Stated exercise
Output the data word for word, dropping every image.

# START OF Input for this task

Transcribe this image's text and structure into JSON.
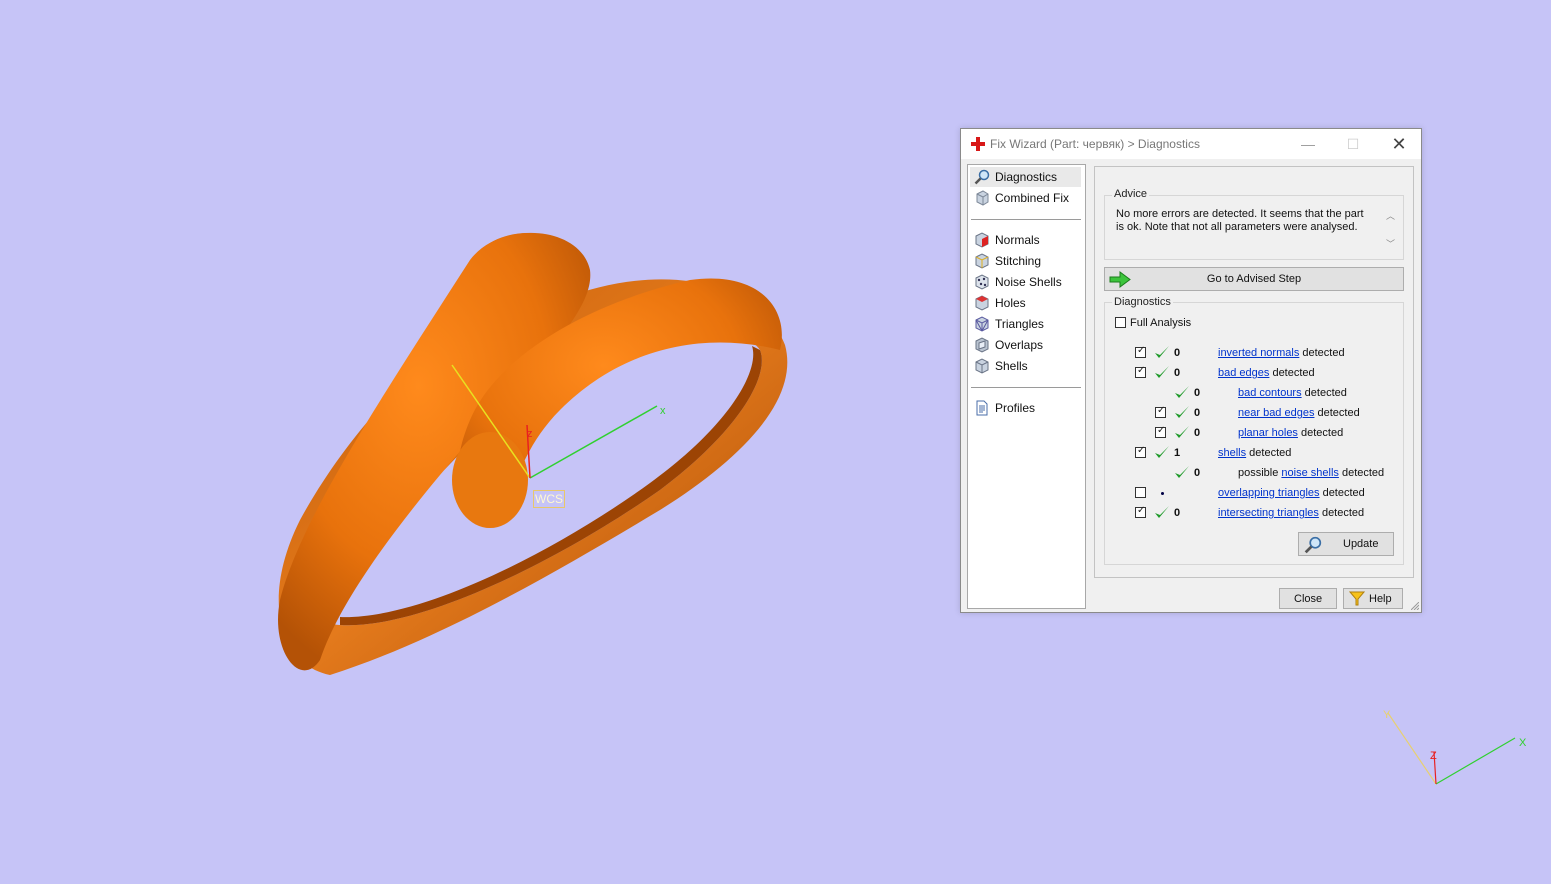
{
  "viewport": {
    "wcs_label": "WCS",
    "axis_labels": {
      "x": "x",
      "z": "z"
    },
    "corner_axes": {
      "x": "X",
      "y": "Y",
      "z": "Z"
    },
    "background": "#c6c4f7",
    "part_color": "#e87d10"
  },
  "dialog": {
    "title": "Fix Wizard (Part: червяк) > Diagnostics",
    "icon": "red-cross-icon",
    "nav": [
      {
        "label": "Diagnostics",
        "icon": "magnifier-icon",
        "selected": true
      },
      {
        "label": "Combined Fix",
        "icon": "cube-icon"
      },
      {
        "label": "Normals",
        "icon": "normals-cube-icon"
      },
      {
        "label": "Stitching",
        "icon": "stitching-cube-icon"
      },
      {
        "label": "Noise Shells",
        "icon": "noise-shells-icon"
      },
      {
        "label": "Holes",
        "icon": "holes-cube-icon"
      },
      {
        "label": "Triangles",
        "icon": "triangles-cube-icon"
      },
      {
        "label": "Overlaps",
        "icon": "overlaps-cube-icon"
      },
      {
        "label": "Shells",
        "icon": "shells-cube-icon"
      },
      {
        "label": "Profiles",
        "icon": "profile-document-icon"
      }
    ],
    "advice": {
      "group_label": "Advice",
      "text_line1": "No more errors are detected. It seems that the part",
      "text_line2": "is ok. Note that not all parameters were analysed."
    },
    "advised_button": "Go to Advised Step",
    "diagnostics": {
      "group_label": "Diagnostics",
      "full_analysis_label": "Full Analysis",
      "full_analysis_checked": false,
      "rows": [
        {
          "checked": true,
          "status": "ok",
          "count": "0",
          "link": "inverted normals",
          "suffix": " detected"
        },
        {
          "checked": true,
          "status": "ok",
          "count": "0",
          "link": "bad edges",
          "suffix": " detected"
        },
        {
          "checked": null,
          "status": "ok",
          "count": "0",
          "link": "bad contours",
          "suffix": " detected"
        },
        {
          "checked": true,
          "status": "ok",
          "count": "0",
          "link": "near bad edges",
          "suffix": " detected"
        },
        {
          "checked": true,
          "status": "ok",
          "count": "0",
          "link": "planar holes",
          "suffix": " detected"
        },
        {
          "checked": true,
          "status": "ok",
          "count": "1",
          "link": "shells",
          "suffix": " detected"
        },
        {
          "checked": null,
          "status": "ok",
          "count": "0",
          "prefix": "possible ",
          "link": "noise shells",
          "suffix": " detected"
        },
        {
          "checked": false,
          "status": "unknown",
          "count": "",
          "link": "overlapping triangles",
          "suffix": " detected"
        },
        {
          "checked": true,
          "status": "ok",
          "count": "0",
          "link": "intersecting triangles",
          "suffix": " detected"
        }
      ]
    },
    "update_button": "Update",
    "close_button": "Close",
    "help_button": "Help"
  }
}
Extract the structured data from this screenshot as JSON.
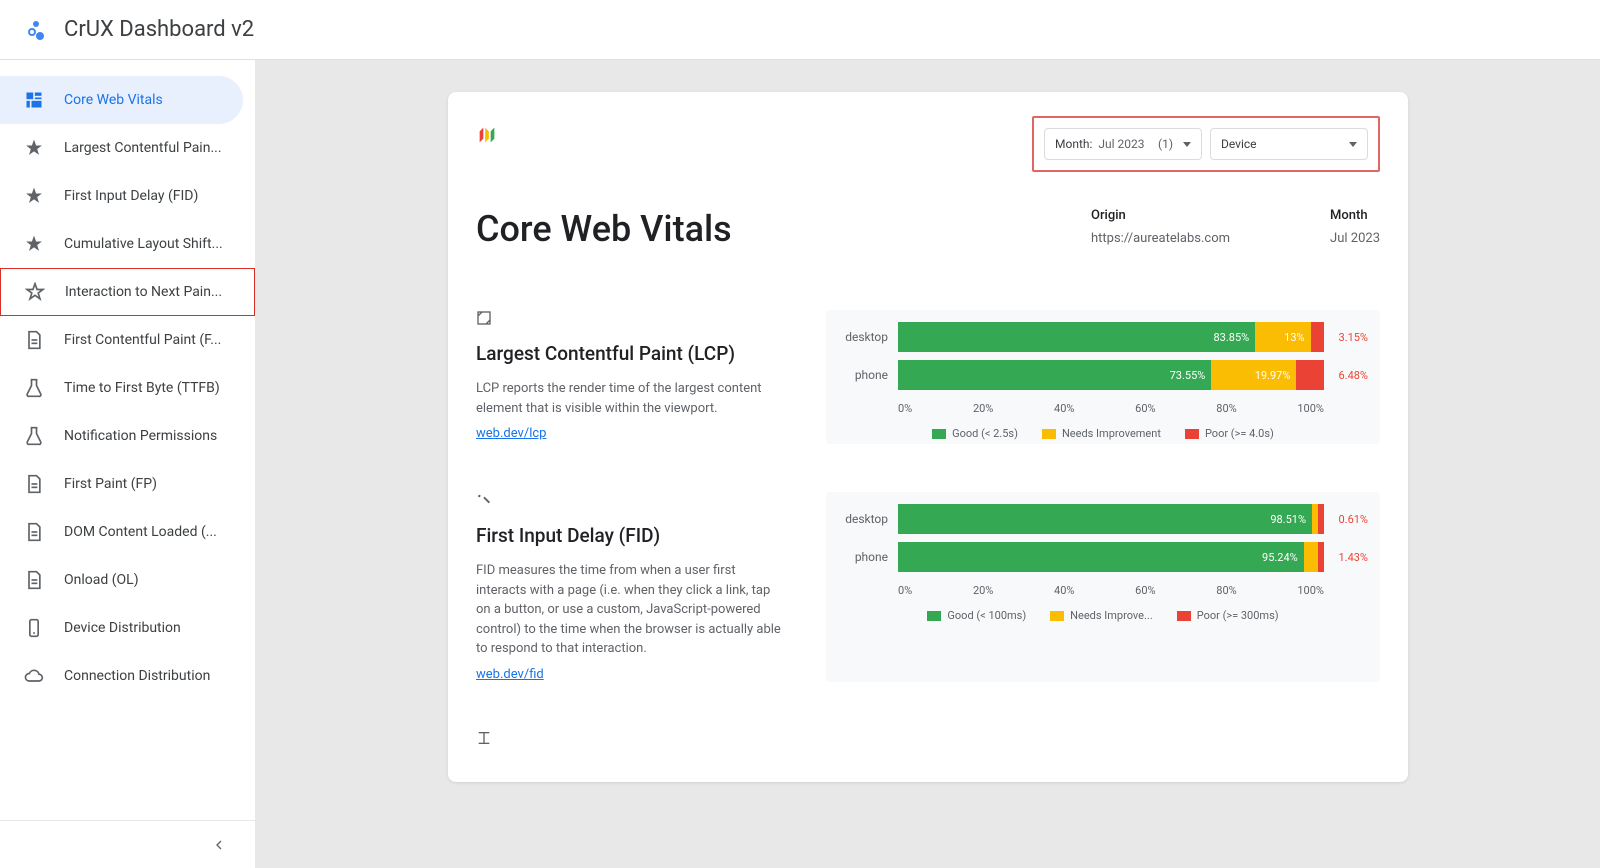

# END OF Input for this task

Full solution
Transcribe this image's text and structure into JSON.
{
  "viewport": {
    "wcs_label": "WCS",
    "axis_labels": {
      "x": "x",
      "z": "z"
    },
    "corner_axes": {
      "x": "X",
      "y": "Y",
      "z": "Z"
    },
    "background": "#c6c4f7",
    "part_color": "#e87d10"
  },
  "dialog": {
    "title": "Fix Wizard (Part: червяк) > Diagnostics",
    "icon": "red-cross-icon",
    "nav": [
      {
        "label": "Diagnostics",
        "icon": "magnifier-icon",
        "selected": true
      },
      {
        "label": "Combined Fix",
        "icon": "cube-icon"
      },
      {
        "label": "Normals",
        "icon": "normals-cube-icon"
      },
      {
        "label": "Stitching",
        "icon": "stitching-cube-icon"
      },
      {
        "label": "Noise Shells",
        "icon": "noise-shells-icon"
      },
      {
        "label": "Holes",
        "icon": "holes-cube-icon"
      },
      {
        "label": "Triangles",
        "icon": "triangles-cube-icon"
      },
      {
        "label": "Overlaps",
        "icon": "overlaps-cube-icon"
      },
      {
        "label": "Shells",
        "icon": "shells-cube-icon"
      },
      {
        "label": "Profiles",
        "icon": "profile-document-icon"
      }
    ],
    "advice": {
      "group_label": "Advice",
      "text_line1": "No more errors are detected. It seems that the part",
      "text_line2": "is ok. Note that not all parameters were analysed."
    },
    "advised_button": "Go to Advised Step",
    "diagnostics": {
      "group_label": "Diagnostics",
      "full_analysis_label": "Full Analysis",
      "full_analysis_checked": false,
      "rows": [
        {
          "checked": true,
          "status": "ok",
          "count": "0",
          "link": "inverted normals",
          "suffix": " detected"
        },
        {
          "checked": true,
          "status": "ok",
          "count": "0",
          "link": "bad edges",
          "suffix": " detected"
        },
        {
          "checked": null,
          "status": "ok",
          "count": "0",
          "link": "bad contours",
          "suffix": " detected"
        },
        {
          "checked": true,
          "status": "ok",
          "count": "0",
          "link": "near bad edges",
          "suffix": " detected"
        },
        {
          "checked": true,
          "status": "ok",
          "count": "0",
          "link": "planar holes",
          "suffix": " detected"
        },
        {
          "checked": true,
          "status": "ok",
          "count": "1",
          "link": "shells",
          "suffix": " detected"
        },
        {
          "checked": null,
          "status": "ok",
          "count": "0",
          "prefix": "possible ",
          "link": "noise shells",
          "suffix": " detected"
        },
        {
          "checked": false,
          "status": "unknown",
          "count": "",
          "link": "overlapping triangles",
          "suffix": " detected"
        },
        {
          "checked": true,
          "status": "ok",
          "count": "0",
          "link": "intersecting triangles",
          "suffix": " detected"
        }
      ]
    },
    "update_button": "Update",
    "close_button": "Close",
    "help_button": "Help"
  }
}
Extract the structured data from this screenshot as JSON.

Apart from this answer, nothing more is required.